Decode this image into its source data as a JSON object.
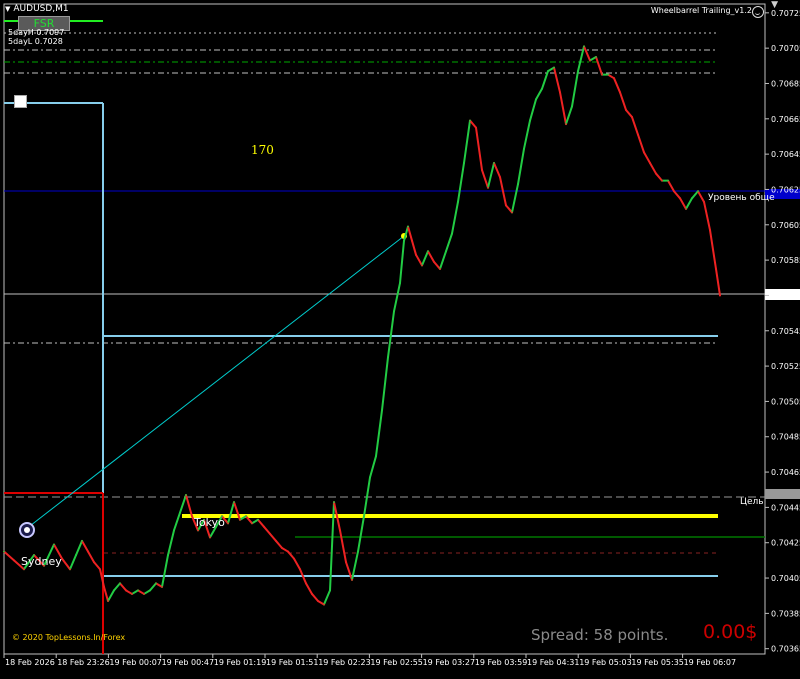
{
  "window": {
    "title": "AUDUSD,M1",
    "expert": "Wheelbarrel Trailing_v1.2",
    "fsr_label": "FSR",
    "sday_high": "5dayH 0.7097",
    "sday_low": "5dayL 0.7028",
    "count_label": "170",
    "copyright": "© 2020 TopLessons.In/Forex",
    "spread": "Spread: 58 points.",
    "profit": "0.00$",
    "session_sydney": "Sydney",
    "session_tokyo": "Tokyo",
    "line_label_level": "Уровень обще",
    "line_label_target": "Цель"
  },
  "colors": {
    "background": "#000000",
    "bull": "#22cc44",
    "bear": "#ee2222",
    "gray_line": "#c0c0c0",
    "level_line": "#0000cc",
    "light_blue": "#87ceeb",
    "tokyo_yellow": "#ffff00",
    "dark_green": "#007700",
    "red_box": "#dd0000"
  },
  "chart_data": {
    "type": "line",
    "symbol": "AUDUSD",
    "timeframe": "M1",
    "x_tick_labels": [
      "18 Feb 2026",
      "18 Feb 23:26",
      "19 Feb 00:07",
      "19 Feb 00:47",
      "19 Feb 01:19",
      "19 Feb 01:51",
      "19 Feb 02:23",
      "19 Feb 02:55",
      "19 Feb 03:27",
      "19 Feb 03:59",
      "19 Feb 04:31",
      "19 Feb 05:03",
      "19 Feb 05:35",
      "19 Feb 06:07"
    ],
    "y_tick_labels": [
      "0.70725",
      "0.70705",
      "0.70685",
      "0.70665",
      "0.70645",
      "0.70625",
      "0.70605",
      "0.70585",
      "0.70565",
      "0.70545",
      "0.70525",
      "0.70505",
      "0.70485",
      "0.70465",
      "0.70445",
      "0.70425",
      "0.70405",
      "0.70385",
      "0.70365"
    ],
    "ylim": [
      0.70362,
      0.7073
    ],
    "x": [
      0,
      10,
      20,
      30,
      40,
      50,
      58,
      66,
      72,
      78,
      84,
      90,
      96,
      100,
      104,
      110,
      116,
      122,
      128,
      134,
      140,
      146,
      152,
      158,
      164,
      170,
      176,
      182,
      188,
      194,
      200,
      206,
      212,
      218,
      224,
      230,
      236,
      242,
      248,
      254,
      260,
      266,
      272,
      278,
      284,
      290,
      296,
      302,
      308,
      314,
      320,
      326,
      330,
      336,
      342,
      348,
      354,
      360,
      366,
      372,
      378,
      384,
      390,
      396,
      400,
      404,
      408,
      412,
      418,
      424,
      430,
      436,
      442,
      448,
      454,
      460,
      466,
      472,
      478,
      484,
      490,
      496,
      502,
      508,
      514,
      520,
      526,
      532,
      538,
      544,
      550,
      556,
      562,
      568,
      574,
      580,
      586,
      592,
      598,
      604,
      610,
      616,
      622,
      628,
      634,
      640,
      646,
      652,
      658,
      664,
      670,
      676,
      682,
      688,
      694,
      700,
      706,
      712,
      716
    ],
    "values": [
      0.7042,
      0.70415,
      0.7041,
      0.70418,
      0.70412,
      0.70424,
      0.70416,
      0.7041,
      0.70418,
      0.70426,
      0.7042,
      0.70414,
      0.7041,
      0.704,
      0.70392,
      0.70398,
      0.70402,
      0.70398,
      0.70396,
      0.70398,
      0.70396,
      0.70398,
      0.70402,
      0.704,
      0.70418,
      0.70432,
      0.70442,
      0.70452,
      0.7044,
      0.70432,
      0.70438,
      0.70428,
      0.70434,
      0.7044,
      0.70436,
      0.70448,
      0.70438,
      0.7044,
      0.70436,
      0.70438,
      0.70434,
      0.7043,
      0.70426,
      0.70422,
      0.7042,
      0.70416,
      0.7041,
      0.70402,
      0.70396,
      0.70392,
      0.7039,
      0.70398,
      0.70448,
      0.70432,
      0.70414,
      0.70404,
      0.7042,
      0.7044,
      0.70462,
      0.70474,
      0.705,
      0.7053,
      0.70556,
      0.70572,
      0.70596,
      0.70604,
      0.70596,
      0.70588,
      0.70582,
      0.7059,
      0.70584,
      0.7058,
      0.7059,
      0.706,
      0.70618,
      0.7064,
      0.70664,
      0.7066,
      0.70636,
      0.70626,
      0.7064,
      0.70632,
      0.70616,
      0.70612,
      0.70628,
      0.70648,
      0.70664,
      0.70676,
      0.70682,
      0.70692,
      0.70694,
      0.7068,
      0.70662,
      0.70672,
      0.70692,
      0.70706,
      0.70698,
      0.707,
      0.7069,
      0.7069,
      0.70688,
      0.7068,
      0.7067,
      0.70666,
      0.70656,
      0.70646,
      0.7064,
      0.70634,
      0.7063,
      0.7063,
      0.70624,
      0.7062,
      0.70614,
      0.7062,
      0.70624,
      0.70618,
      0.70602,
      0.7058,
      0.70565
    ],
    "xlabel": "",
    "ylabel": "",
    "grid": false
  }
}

-------------------------

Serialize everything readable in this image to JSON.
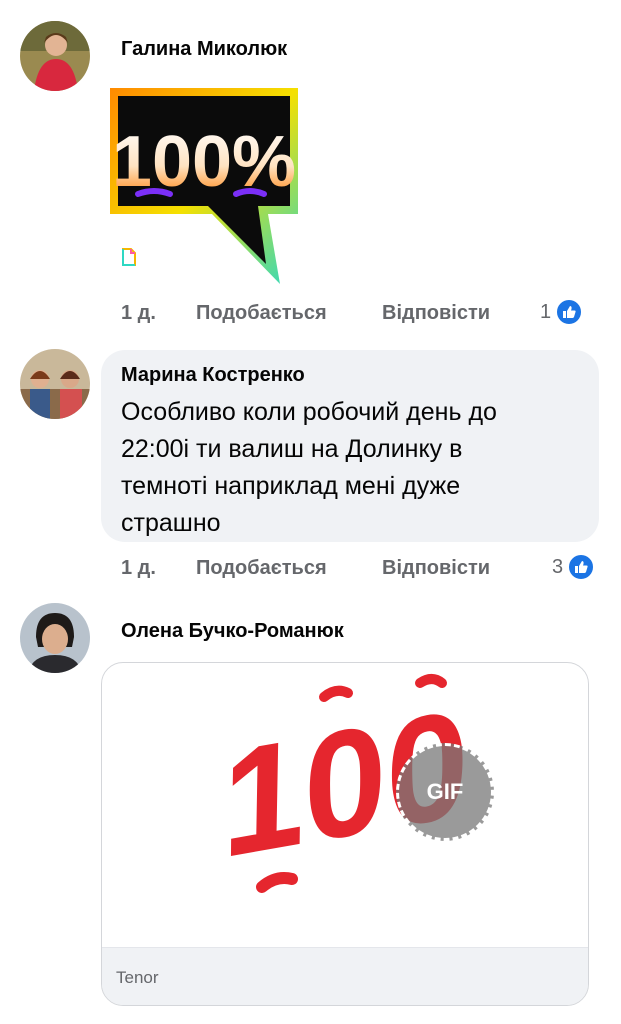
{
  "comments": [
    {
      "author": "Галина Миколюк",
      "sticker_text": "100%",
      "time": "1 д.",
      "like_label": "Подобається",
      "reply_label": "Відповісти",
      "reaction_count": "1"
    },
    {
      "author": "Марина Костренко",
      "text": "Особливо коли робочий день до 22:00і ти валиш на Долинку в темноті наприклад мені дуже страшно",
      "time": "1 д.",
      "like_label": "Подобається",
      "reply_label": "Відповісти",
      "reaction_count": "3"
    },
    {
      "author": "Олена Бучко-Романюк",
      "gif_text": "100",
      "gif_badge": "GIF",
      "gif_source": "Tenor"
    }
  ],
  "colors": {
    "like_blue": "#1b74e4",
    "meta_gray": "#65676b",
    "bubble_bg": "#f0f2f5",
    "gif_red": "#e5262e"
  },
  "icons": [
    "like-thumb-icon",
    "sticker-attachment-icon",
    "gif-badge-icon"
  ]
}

-------------------------

▸ **WHAT IS BEING ASKED**:
Copy each line containing the word "JSON" from the data.

▸ **SOLUTION BELOW**:
Decode this image into its source data as a JSON object.
Serialize everything readable in this image to JSON.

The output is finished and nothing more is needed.